#### [EXERCISE PROMPT]
Copy out all lines that hold "ganimetleri".

#### [RAW RECORDS]

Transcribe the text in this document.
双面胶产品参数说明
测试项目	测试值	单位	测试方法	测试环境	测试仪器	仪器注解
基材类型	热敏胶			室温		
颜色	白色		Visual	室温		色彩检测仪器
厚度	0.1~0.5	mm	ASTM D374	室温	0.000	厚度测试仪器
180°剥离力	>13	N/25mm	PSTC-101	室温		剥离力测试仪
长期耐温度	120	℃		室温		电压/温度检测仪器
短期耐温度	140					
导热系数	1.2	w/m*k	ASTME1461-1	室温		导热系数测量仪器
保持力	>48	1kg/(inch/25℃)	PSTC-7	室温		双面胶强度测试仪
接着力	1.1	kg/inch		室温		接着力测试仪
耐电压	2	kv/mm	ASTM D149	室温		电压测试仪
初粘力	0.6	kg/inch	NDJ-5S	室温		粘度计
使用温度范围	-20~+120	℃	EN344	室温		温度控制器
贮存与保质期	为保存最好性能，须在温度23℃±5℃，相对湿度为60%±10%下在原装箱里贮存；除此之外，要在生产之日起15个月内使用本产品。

==

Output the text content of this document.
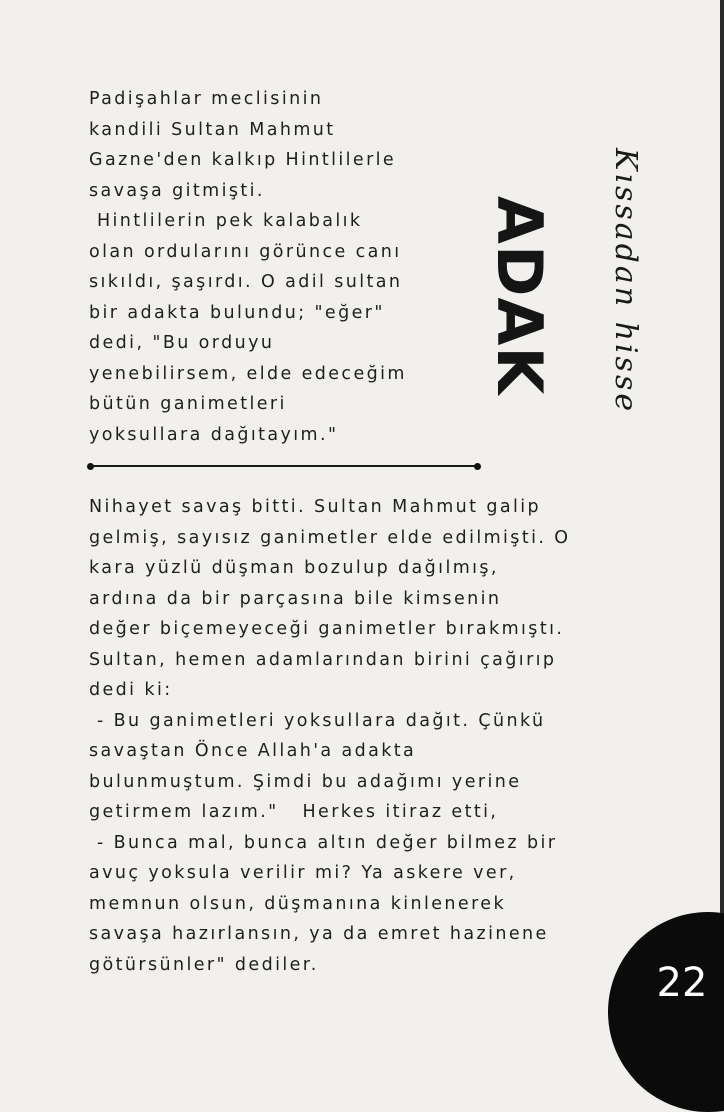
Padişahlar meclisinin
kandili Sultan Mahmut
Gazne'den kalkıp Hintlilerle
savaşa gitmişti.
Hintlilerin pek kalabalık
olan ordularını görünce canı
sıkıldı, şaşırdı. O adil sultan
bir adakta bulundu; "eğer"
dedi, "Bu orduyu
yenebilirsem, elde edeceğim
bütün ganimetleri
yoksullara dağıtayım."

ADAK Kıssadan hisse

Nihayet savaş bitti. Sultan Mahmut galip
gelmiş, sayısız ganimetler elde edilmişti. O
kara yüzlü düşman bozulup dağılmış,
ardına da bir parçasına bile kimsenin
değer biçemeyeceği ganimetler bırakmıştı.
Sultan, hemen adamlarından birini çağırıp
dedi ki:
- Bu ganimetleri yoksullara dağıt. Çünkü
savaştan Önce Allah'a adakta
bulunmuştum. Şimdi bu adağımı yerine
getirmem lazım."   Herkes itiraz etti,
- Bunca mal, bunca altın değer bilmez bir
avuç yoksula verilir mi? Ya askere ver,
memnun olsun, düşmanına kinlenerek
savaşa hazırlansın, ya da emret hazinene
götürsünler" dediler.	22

==

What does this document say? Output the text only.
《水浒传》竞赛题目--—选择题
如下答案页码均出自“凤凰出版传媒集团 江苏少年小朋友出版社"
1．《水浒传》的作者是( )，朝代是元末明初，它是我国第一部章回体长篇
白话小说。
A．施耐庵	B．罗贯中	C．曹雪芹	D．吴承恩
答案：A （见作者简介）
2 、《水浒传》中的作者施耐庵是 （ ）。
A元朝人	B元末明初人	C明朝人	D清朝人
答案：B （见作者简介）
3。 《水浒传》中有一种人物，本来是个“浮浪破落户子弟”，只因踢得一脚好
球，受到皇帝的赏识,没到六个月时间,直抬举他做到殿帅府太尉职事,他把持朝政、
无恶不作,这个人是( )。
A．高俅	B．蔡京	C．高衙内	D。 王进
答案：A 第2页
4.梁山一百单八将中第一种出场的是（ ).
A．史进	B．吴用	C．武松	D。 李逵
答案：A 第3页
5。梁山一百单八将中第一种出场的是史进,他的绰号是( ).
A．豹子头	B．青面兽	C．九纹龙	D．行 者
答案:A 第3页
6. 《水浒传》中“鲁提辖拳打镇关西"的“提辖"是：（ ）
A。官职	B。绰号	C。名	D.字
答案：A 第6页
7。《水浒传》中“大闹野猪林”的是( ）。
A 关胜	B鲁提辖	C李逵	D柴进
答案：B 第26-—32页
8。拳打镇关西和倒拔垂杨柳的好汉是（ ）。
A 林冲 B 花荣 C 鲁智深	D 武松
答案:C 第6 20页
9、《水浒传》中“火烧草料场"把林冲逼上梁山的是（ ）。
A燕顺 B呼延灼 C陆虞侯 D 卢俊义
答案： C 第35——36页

#### [ANSWER]
bütün ganimetleri
- Bu ganimetleri yoksullara dağıt. Çünkü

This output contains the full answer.